## Text section
Sub Saharan education issues are complex. The solution is simple.

28 November 2018

The 2018 World Bank Report Facing Forward: Schooling for Learning in Africa (Full report; Overview) begins by arguing that Sub Saharan Africa is ‘behind’ other regions of the world in developing its knowledge capital; the ability of individuals and nations to fully realise their talents and potential. The timing of their report is critical, with Sub Saharan Africa’s youth population set to boom, as much of the rest of the world goes into population decline. By 2050, one in three people under the age of 18 will be African.

Africa’s ‘demographic dividend’ has massive potential and is occurring in parallel to huge changes and challenges that will define the future of the Continent. Africa’s economies are becoming more diverse, integrated and productive whilst its populations become more urban, affluent and better connected.

Education – or lack thereof – will underpin the direction of Africa’s growth. It will be the single biggest factor in determining the future cohesion and prosperity of Africa – a Continent that is experiencing remarkable social, political, economic and demographic changes.

## Dataset rows
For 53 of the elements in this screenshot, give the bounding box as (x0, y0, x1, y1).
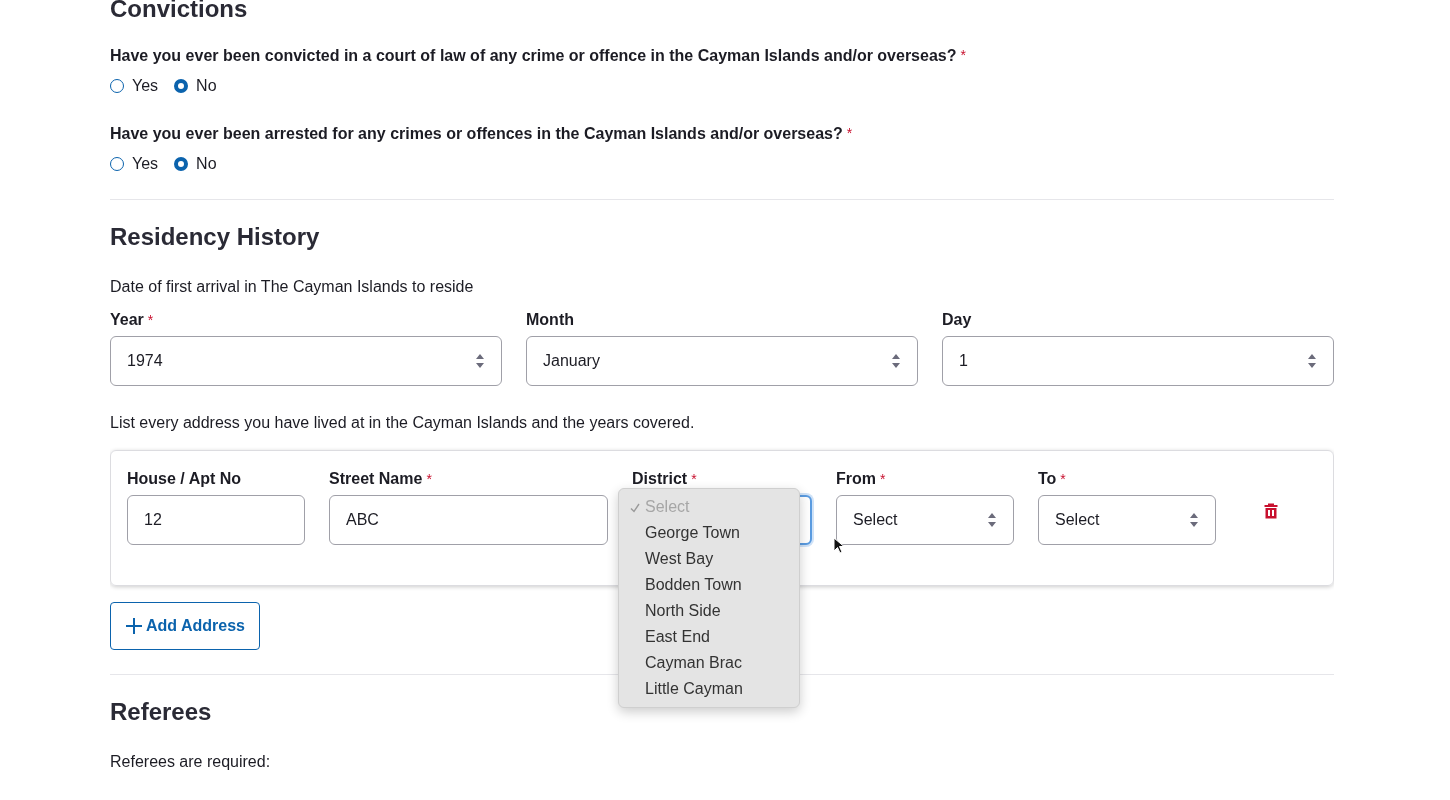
required-mark: * (691, 471, 697, 487)
select-field[interactable]: January (526, 336, 918, 386)
select-field[interactable]: Select (836, 495, 1014, 545)
select-field[interactable]: 1974 (110, 336, 502, 386)
dropdown-option[interactable]: George Town (619, 520, 799, 546)
section-heading: Convictions (110, 0, 249, 24)
input-field[interactable]: 12 (127, 495, 305, 545)
field-label: Street Name (329, 470, 423, 488)
field-label: House / Apt No (127, 470, 242, 488)
field-label: Day (942, 311, 972, 329)
required-mark: * (880, 471, 886, 487)
radio-button[interactable] (174, 157, 189, 171)
dropdown-option[interactable]: West Bay (619, 546, 799, 572)
mouse-cursor-icon (833, 537, 845, 555)
radio-label: No (196, 77, 217, 95)
required-mark: * (147, 312, 154, 328)
dropdown-option[interactable]: East End (619, 624, 799, 650)
trash-icon[interactable] (1264, 503, 1278, 519)
required-mark: * (1060, 471, 1066, 487)
required-mark: * (426, 471, 432, 487)
select-field[interactable]: Select (1038, 495, 1216, 545)
question-label: Have you ever been arrested for any crimes or offences in the Cayman Islands and/or overseas? (110, 125, 843, 143)
dropdown-option[interactable]: Cayman Brac (619, 650, 799, 676)
instruction-text: Referees are required: (110, 753, 272, 771)
radio-label: No (196, 155, 217, 173)
sort-arrows-icon (475, 353, 485, 369)
section-heading: Residency History (110, 222, 321, 252)
sort-arrows-icon (987, 512, 997, 528)
field-label: Year (110, 311, 144, 329)
checkmark-icon (630, 503, 640, 513)
question-label: Have you ever been convicted in a court of law of any crime or offence in the Cayman Islands and/or overseas? (110, 47, 957, 65)
instruction-text: Date of first arrival in The Cayman Islands to reside (110, 278, 475, 296)
add-address-button[interactable]: Add Address (110, 602, 260, 650)
radio-label: Yes (132, 155, 159, 173)
sort-arrows-icon (891, 353, 901, 369)
required-mark: * (846, 125, 853, 143)
select-field[interactable]: 1 (942, 336, 1334, 386)
radio-label: Yes (132, 77, 159, 95)
dropdown-option[interactable]: North Side (619, 598, 799, 624)
sort-arrows-icon (1189, 512, 1199, 528)
dropdown-option[interactable]: Little Cayman (619, 676, 799, 702)
field-label: From (836, 470, 876, 488)
instruction-text: List every address you have lived at in the Cayman Islands and the years covered. (110, 414, 696, 432)
input-field[interactable]: ABC (329, 495, 608, 545)
dropdown-option[interactable]: Bodden Town (619, 572, 799, 598)
sort-arrows-icon (1307, 353, 1317, 369)
field-label: To (1038, 470, 1057, 488)
field-label: Month (526, 311, 574, 329)
plus-icon (125, 617, 143, 635)
required-mark: * (960, 47, 966, 65)
radio-button[interactable] (174, 79, 189, 93)
section-heading: Referees (110, 697, 213, 727)
field-label: District (632, 470, 688, 488)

## What is needed
Repeat the full article on Sub Saharan education word for word.

## The completed task
Sub Saharan education issues are complex. The solution is simple.

28 November 2018

The 2018 World Bank Report Facing Forward: Schooling for Learning in Africa (Full report; Overview) begins by arguing that Sub Saharan Africa is ‘behind’ other regions of the world in developing its knowledge capital; the ability of individuals and nations to fully realise their talents and potential. The timing of their report is critical, with Sub Saharan Africa’s youth population set to boom, as much of the rest of the world goes into population decline. By 2050, one in three people under the age of 18 will be African.

Africa’s ‘demographic dividend’ has massive potential and is occurring in parallel to huge changes and challenges that will define the future of the Continent. Africa’s economies are becoming more diverse, integrated and productive whilst its populations become more urban, affluent and better connected.

Education – or lack thereof – will underpin the direction of Africa’s growth. It will be the single biggest factor in determining the future cohesion and prosperity of Africa – a Continent that is experiencing remarkable social, political, economic and demographic changes.